Read the records and write them out again exactly.

○ ○ ○ ○

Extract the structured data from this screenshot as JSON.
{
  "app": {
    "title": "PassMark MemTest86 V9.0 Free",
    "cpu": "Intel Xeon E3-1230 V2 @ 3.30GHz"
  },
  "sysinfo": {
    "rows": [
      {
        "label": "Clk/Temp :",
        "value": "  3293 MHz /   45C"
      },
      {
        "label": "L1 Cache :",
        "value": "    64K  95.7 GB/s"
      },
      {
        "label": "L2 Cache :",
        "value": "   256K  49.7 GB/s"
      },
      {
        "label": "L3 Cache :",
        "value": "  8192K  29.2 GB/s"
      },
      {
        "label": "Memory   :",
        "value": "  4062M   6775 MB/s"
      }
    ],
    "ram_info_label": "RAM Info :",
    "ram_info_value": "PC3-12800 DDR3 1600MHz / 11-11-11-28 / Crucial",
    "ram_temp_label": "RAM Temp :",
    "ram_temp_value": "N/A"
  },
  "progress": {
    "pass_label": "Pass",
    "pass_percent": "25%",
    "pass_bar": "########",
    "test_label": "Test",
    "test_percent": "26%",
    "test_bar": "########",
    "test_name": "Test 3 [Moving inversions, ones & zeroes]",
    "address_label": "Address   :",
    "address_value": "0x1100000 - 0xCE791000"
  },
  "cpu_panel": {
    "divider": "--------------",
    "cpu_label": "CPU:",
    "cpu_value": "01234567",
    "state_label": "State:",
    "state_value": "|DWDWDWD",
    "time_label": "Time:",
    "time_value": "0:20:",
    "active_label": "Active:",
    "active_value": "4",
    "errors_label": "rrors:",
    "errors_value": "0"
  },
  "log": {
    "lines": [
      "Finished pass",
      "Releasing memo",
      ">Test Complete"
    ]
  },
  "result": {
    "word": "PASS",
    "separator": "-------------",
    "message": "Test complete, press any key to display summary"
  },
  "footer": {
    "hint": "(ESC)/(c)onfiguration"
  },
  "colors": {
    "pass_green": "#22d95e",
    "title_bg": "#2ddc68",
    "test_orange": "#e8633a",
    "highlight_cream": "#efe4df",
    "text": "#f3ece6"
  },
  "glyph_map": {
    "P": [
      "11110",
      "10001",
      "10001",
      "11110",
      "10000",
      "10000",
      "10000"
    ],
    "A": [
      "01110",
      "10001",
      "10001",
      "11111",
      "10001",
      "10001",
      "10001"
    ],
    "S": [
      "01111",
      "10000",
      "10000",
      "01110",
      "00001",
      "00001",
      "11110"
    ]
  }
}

○ ○ ○ ○

▶ [ANSWER TO THE PROBLEM]:
Extract the structured data from this screenshot as JSON.
{
  "app": {
    "title": "PassMark MemTest86 V9.0 Free",
    "cpu": "Intel Xeon E3-1230 V2 @ 3.30GHz"
  },
  "sysinfo": {
    "rows": [
      {
        "label": "Clk/Temp :",
        "value": "  3293 MHz /   45C"
      },
      {
        "label": "L1 Cache :",
        "value": "    64K  95.7 GB/s"
      },
      {
        "label": "L2 Cache :",
        "value": "   256K  49.7 GB/s"
      },
      {
        "label": "L3 Cache :",
        "value": "  8192K  29.2 GB/s"
      },
      {
        "label": "Memory   :",
        "value": "  4062M   6775 MB/s"
      }
    ],
    "ram_info_label": "RAM Info :",
    "ram_info_value": "PC3-12800 DDR3 1600MHz / 11-11-11-28 / Crucial",
    "ram_temp_label": "RAM Temp :",
    "ram_temp_value": "N/A"
  },
  "progress": {
    "pass_label": "Pass",
    "pass_percent": "25%",
    "pass_bar": "########",
    "test_label": "Test",
    "test_percent": "26%",
    "test_bar": "########",
    "test_name": "Test 3 [Moving inversions, ones & zeroes]",
    "address_label": "Address   :",
    "address_value": "0x1100000 - 0xCE791000"
  },
  "cpu_panel": {
    "divider": "--------------",
    "cpu_label": "CPU:",
    "cpu_value": "01234567",
    "state_label": "State:",
    "state_value": "|DWDWDWD",
    "time_label": "Time:",
    "time_value": "0:20:",
    "active_label": "Active:",
    "active_value": "4",
    "errors_label": "rrors:",
    "errors_value": "0"
  },
  "log": {
    "lines": [
      "Finished pass",
      "Releasing memo",
      ">Test Complete"
    ]
  },
  "result": {
    "word": "PASS",
    "separator": "-------------",
    "message": "Test complete, press any key to display summary"
  },
  "footer": {
    "hint": "(ESC)/(c)onfiguration"
  },
  "colors": {
    "pass_green": "#22d95e",
    "title_bg": "#2ddc68",
    "test_orange": "#e8633a",
    "highlight_cream": "#efe4df",
    "text": "#f3ece6"
  },
  "glyph_map": {
    "P": [
      "11110",
      "10001",
      "10001",
      "11110",
      "10000",
      "10000",
      "10000"
    ],
    "A": [
      "01110",
      "10001",
      "10001",
      "11111",
      "10001",
      "10001",
      "10001"
    ],
    "S": [
      "01111",
      "10000",
      "10000",
      "01110",
      "00001",
      "00001",
      "11110"
    ]
  }
}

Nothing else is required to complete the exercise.